- Exercise directions -
Where a line contains the word "name", copy that line in full.

Extracts from a graphics dataset
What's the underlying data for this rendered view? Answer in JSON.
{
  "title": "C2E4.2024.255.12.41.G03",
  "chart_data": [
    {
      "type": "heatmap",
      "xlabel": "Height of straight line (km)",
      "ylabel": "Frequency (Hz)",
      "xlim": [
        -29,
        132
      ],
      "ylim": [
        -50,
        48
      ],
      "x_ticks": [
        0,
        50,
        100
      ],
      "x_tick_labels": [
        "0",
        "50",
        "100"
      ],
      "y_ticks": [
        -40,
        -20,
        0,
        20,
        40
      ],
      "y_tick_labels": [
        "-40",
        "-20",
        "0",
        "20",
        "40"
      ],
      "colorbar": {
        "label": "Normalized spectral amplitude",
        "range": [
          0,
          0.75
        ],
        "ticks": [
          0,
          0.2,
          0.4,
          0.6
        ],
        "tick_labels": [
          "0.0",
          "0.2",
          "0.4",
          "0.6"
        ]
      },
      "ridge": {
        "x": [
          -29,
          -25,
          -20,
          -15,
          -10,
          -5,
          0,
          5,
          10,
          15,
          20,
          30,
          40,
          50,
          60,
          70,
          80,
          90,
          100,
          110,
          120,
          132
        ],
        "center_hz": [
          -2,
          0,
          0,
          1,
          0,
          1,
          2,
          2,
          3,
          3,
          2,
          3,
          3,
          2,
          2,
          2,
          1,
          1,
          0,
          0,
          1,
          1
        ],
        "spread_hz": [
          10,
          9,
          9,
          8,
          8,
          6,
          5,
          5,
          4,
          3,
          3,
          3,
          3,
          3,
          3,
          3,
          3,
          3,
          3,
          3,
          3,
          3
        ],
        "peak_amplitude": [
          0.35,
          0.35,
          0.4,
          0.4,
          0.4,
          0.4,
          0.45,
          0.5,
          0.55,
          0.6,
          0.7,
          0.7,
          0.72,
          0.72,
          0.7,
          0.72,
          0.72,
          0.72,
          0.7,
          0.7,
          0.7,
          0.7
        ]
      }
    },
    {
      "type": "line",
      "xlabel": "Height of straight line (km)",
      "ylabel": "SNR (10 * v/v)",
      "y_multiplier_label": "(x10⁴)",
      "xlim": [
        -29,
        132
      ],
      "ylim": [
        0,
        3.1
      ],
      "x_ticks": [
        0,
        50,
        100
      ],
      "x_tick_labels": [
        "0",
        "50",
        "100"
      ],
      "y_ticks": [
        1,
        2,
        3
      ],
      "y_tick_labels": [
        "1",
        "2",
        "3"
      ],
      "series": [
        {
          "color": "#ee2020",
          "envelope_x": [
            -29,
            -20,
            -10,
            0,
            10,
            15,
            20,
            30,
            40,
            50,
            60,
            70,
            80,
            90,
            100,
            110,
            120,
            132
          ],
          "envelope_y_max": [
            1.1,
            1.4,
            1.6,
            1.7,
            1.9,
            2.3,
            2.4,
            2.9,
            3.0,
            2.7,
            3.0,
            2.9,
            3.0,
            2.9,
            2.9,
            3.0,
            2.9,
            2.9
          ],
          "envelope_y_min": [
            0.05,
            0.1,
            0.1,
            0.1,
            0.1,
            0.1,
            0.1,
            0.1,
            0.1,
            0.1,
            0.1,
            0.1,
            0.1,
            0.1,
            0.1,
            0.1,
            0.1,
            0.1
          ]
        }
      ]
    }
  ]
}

==

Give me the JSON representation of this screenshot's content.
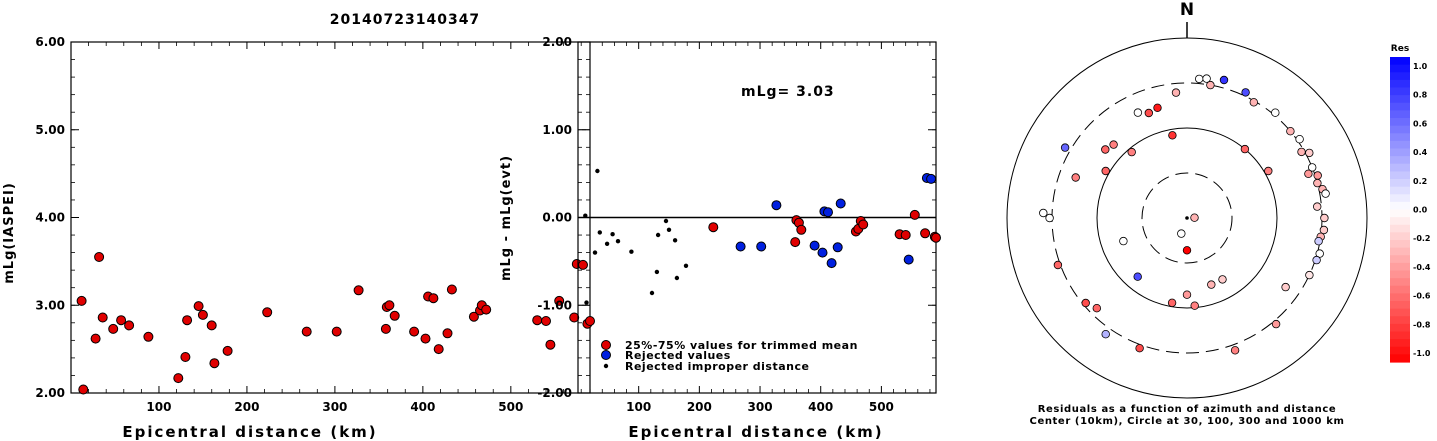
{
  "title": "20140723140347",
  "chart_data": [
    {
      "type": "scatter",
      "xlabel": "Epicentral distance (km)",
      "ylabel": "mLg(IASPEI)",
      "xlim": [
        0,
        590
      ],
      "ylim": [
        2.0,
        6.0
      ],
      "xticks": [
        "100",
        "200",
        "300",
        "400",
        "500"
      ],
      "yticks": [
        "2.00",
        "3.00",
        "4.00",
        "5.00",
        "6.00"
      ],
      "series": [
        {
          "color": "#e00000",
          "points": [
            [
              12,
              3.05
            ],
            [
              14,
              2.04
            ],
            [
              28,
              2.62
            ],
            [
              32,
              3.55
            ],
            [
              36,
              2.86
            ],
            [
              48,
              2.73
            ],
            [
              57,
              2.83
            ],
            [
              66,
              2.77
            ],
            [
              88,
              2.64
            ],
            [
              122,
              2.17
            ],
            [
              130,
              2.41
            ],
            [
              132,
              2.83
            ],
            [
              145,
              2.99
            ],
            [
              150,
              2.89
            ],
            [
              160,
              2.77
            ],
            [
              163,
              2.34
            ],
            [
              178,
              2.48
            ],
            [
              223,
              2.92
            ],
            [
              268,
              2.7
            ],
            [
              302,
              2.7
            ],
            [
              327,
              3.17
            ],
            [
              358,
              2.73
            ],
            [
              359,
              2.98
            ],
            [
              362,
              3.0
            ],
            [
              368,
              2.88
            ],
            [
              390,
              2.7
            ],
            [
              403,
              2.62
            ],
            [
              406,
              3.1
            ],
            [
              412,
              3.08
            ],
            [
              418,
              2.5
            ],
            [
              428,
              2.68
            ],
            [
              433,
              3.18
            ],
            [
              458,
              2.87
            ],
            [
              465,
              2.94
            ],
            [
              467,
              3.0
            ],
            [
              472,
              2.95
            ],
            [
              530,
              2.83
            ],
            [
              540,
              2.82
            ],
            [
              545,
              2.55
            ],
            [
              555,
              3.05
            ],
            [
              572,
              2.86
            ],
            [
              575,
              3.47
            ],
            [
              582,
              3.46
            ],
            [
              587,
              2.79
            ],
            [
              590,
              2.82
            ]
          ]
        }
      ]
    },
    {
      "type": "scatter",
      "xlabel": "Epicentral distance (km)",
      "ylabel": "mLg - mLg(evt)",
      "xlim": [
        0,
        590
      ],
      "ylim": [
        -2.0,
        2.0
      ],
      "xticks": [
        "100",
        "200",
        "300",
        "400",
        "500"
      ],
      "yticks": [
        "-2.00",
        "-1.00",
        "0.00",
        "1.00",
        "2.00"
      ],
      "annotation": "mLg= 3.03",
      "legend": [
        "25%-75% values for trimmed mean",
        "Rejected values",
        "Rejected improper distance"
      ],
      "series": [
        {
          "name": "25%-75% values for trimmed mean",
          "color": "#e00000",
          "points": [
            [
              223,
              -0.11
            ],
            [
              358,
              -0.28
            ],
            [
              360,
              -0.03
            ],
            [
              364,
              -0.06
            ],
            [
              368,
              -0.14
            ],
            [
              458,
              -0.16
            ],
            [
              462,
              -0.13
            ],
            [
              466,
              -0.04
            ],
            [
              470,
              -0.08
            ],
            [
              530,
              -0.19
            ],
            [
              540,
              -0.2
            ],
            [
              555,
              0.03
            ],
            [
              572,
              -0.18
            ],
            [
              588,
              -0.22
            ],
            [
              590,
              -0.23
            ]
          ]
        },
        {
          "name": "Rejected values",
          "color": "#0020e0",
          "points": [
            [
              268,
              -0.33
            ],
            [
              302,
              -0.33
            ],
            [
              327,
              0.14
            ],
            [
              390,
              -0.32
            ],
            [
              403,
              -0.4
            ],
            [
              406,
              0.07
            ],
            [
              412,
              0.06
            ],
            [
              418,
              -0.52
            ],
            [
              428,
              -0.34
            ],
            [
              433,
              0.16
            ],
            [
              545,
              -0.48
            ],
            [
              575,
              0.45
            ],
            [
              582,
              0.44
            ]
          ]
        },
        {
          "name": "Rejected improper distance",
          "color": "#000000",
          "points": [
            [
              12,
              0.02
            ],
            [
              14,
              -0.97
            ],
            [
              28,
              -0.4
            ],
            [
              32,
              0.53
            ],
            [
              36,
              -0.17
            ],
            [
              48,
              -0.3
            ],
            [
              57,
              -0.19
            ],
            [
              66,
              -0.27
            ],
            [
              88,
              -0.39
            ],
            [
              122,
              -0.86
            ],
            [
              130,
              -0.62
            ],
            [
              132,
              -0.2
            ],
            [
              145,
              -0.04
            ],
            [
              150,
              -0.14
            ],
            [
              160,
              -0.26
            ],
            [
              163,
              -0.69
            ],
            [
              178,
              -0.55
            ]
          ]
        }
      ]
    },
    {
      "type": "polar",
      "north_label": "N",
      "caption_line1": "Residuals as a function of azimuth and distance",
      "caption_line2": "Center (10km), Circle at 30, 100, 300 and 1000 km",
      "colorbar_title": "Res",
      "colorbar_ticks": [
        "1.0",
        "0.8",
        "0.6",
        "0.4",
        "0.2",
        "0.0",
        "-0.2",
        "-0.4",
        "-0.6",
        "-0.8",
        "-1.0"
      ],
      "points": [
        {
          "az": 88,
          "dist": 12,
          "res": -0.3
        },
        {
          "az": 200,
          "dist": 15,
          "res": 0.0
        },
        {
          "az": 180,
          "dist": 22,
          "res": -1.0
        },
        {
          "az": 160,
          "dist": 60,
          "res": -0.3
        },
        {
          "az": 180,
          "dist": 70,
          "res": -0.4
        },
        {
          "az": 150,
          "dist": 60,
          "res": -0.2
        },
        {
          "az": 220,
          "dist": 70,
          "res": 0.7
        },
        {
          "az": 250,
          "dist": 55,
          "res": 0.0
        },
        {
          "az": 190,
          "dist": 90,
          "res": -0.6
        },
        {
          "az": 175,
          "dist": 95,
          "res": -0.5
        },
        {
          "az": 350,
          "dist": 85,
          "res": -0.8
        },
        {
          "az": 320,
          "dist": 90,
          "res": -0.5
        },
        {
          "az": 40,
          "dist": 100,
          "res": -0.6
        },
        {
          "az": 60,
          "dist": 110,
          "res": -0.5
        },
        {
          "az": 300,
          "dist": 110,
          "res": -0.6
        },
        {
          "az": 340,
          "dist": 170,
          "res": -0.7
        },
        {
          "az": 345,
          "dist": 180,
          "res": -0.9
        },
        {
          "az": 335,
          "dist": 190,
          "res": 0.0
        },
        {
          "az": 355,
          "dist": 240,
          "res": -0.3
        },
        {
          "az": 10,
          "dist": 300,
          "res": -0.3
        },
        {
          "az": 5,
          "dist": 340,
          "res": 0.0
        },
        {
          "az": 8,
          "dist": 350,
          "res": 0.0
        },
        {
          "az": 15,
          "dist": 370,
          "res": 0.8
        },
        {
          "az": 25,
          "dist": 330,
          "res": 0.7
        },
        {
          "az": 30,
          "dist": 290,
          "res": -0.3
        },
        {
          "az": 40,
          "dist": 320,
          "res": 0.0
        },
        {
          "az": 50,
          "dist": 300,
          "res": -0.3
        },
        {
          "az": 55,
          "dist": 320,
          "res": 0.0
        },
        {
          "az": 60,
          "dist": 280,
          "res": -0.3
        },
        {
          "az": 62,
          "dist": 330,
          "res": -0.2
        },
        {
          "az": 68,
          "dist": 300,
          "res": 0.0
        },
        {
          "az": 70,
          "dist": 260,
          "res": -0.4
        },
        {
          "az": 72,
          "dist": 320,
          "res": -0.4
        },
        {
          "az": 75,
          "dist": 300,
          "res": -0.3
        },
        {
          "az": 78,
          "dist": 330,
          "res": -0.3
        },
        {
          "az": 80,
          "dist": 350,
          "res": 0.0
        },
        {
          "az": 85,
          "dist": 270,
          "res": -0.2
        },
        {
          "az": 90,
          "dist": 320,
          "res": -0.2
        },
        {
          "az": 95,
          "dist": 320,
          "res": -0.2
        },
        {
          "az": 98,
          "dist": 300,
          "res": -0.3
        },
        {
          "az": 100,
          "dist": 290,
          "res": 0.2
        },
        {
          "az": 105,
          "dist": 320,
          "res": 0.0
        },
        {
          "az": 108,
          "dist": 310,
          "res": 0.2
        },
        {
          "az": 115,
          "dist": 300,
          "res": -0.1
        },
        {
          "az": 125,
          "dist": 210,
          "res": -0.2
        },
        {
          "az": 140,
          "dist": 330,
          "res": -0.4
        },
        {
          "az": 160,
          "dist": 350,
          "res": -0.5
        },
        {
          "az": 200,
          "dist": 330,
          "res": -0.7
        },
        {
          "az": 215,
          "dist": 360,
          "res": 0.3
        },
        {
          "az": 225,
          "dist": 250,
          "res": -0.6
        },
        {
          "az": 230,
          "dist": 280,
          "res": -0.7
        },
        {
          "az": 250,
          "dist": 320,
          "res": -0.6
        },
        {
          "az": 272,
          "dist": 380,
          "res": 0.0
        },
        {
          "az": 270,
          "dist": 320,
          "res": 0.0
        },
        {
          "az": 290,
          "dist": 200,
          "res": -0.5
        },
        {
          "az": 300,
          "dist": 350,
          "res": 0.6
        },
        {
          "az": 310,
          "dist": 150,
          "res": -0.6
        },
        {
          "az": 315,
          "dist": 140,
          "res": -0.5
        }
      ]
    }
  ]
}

==

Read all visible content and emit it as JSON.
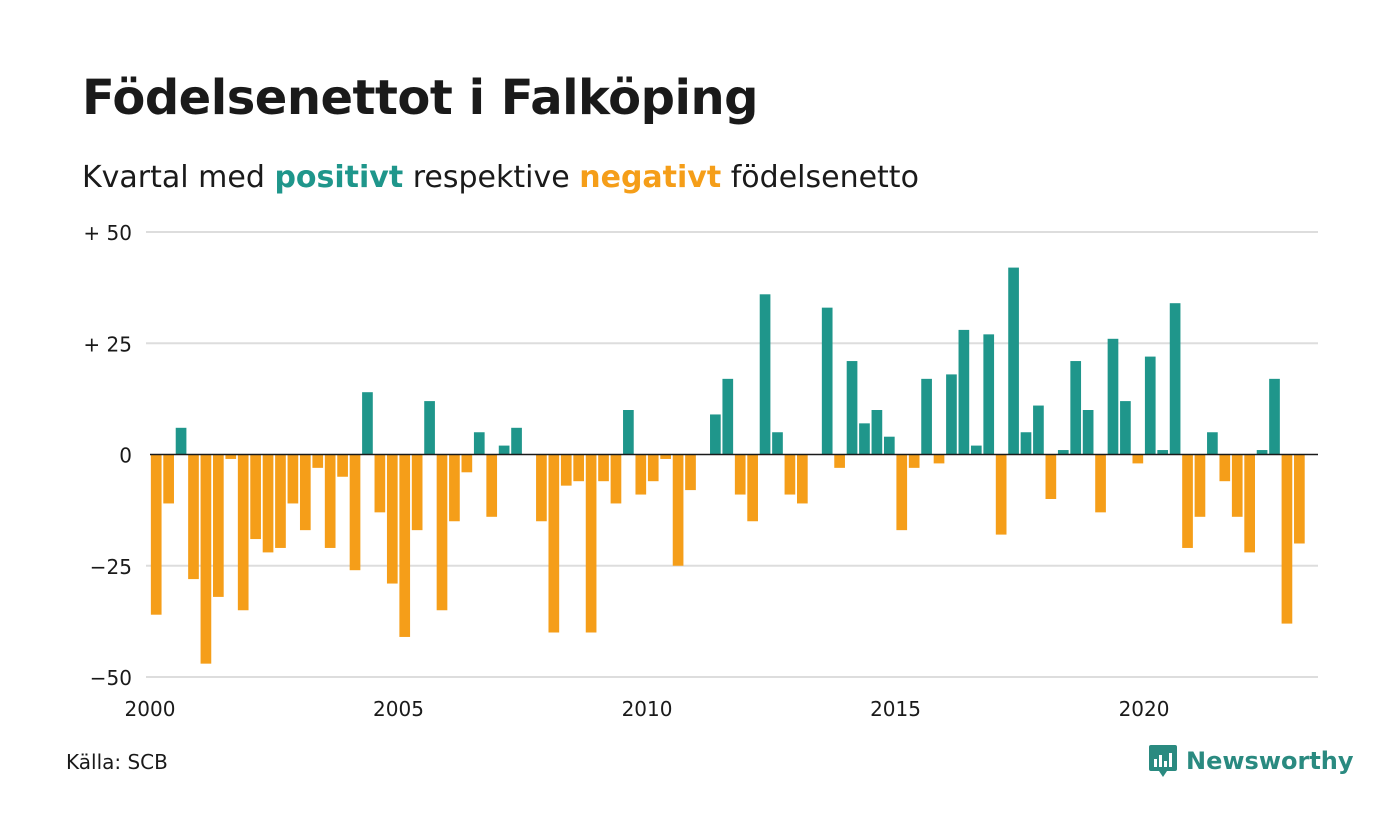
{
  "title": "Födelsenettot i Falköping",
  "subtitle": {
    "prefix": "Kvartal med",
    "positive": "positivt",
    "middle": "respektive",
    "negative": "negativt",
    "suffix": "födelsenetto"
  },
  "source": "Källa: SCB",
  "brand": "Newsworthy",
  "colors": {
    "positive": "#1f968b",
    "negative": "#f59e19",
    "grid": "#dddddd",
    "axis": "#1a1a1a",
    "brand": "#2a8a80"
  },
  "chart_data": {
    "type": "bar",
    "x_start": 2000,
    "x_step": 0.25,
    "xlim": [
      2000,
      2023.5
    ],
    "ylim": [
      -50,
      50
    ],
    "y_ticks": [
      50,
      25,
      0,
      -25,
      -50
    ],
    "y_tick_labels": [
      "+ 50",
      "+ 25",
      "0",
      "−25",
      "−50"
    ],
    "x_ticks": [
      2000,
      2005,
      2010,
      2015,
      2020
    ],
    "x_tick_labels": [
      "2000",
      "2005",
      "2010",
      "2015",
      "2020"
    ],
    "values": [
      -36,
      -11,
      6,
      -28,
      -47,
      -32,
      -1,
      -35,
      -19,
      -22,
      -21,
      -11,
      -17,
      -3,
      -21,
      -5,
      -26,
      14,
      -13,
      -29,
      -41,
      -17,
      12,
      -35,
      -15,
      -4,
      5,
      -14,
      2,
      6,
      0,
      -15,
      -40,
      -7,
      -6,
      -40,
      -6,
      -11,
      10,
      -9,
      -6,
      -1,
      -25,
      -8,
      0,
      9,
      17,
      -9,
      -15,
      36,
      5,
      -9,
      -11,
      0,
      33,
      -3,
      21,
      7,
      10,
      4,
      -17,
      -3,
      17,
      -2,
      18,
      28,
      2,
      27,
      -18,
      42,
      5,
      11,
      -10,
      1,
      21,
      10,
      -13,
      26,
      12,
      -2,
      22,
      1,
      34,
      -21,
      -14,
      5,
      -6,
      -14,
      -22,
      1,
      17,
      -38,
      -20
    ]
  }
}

- Solution to the problem -
          "name": "25%-75% values for trimmed mean",
          "name": "Rejected values",
          "name": "Rejected improper distance",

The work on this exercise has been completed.